■ **Task requirements**
Print the entries below in their entirety, exactly as they are written.

Recorded data
* * *
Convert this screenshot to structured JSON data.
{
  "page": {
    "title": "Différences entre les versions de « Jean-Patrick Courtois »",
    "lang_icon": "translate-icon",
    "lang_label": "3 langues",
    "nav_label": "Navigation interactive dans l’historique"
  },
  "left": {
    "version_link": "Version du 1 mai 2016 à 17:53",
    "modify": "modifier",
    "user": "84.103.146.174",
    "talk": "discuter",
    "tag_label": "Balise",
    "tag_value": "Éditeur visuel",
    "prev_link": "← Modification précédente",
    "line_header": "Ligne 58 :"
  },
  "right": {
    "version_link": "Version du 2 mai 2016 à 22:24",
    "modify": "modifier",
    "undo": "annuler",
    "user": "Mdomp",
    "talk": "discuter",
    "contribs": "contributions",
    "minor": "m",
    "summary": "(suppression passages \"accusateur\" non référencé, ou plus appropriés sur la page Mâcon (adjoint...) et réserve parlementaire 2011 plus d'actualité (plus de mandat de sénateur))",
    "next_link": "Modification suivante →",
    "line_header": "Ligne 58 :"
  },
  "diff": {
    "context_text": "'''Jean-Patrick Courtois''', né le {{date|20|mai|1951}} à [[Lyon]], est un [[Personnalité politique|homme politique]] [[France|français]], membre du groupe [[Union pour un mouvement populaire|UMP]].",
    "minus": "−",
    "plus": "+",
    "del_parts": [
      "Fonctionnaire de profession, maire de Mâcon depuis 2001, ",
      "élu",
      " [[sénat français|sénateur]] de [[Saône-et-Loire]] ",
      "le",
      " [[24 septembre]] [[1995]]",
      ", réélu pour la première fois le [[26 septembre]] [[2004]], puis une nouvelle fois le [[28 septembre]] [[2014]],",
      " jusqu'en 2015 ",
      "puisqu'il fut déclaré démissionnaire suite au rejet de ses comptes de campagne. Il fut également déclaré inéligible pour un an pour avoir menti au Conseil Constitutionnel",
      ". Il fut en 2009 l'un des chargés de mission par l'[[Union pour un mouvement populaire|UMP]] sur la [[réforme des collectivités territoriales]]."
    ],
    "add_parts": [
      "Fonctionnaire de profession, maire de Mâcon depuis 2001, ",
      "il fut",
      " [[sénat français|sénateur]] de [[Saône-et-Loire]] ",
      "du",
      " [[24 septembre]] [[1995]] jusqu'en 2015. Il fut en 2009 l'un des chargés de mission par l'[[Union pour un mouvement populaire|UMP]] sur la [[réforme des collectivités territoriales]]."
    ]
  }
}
* * *
■ **The completed task**
Convert this screenshot to structured JSON data.
{
  "page": {
    "title": "Différences entre les versions de « Jean-Patrick Courtois »",
    "lang_icon": "translate-icon",
    "lang_label": "3 langues",
    "nav_label": "Navigation interactive dans l’historique"
  },
  "left": {
    "version_link": "Version du 1 mai 2016 à 17:53",
    "modify": "modifier",
    "user": "84.103.146.174",
    "talk": "discuter",
    "tag_label": "Balise",
    "tag_value": "Éditeur visuel",
    "prev_link": "← Modification précédente",
    "line_header": "Ligne 58 :"
  },
  "right": {
    "version_link": "Version du 2 mai 2016 à 22:24",
    "modify": "modifier",
    "undo": "annuler",
    "user": "Mdomp",
    "talk": "discuter",
    "contribs": "contributions",
    "minor": "m",
    "summary": "(suppression passages \"accusateur\" non référencé, ou plus appropriés sur la page Mâcon (adjoint...) et réserve parlementaire 2011 plus d'actualité (plus de mandat de sénateur))",
    "next_link": "Modification suivante →",
    "line_header": "Ligne 58 :"
  },
  "diff": {
    "context_text": "'''Jean-Patrick Courtois''', né le {{date|20|mai|1951}} à [[Lyon]], est un [[Personnalité politique|homme politique]] [[France|français]], membre du groupe [[Union pour un mouvement populaire|UMP]].",
    "minus": "−",
    "plus": "+",
    "del_parts": [
      "Fonctionnaire de profession, maire de Mâcon depuis 2001, ",
      "élu",
      " [[sénat français|sénateur]] de [[Saône-et-Loire]] ",
      "le",
      " [[24 septembre]] [[1995]]",
      ", réélu pour la première fois le [[26 septembre]] [[2004]], puis une nouvelle fois le [[28 septembre]] [[2014]],",
      " jusqu'en 2015 ",
      "puisqu'il fut déclaré démissionnaire suite au rejet de ses comptes de campagne. Il fut également déclaré inéligible pour un an pour avoir menti au Conseil Constitutionnel",
      ". Il fut en 2009 l'un des chargés de mission par l'[[Union pour un mouvement populaire|UMP]] sur la [[réforme des collectivités territoriales]]."
    ],
    "add_parts": [
      "Fonctionnaire de profession, maire de Mâcon depuis 2001, ",
      "il fut",
      " [[sénat français|sénateur]] de [[Saône-et-Loire]] ",
      "du",
      " [[24 septembre]] [[1995]] jusqu'en 2015. Il fut en 2009 l'un des chargés de mission par l'[[Union pour un mouvement populaire|UMP]] sur la [[réforme des collectivités territoriales]]."
    ]
  }
}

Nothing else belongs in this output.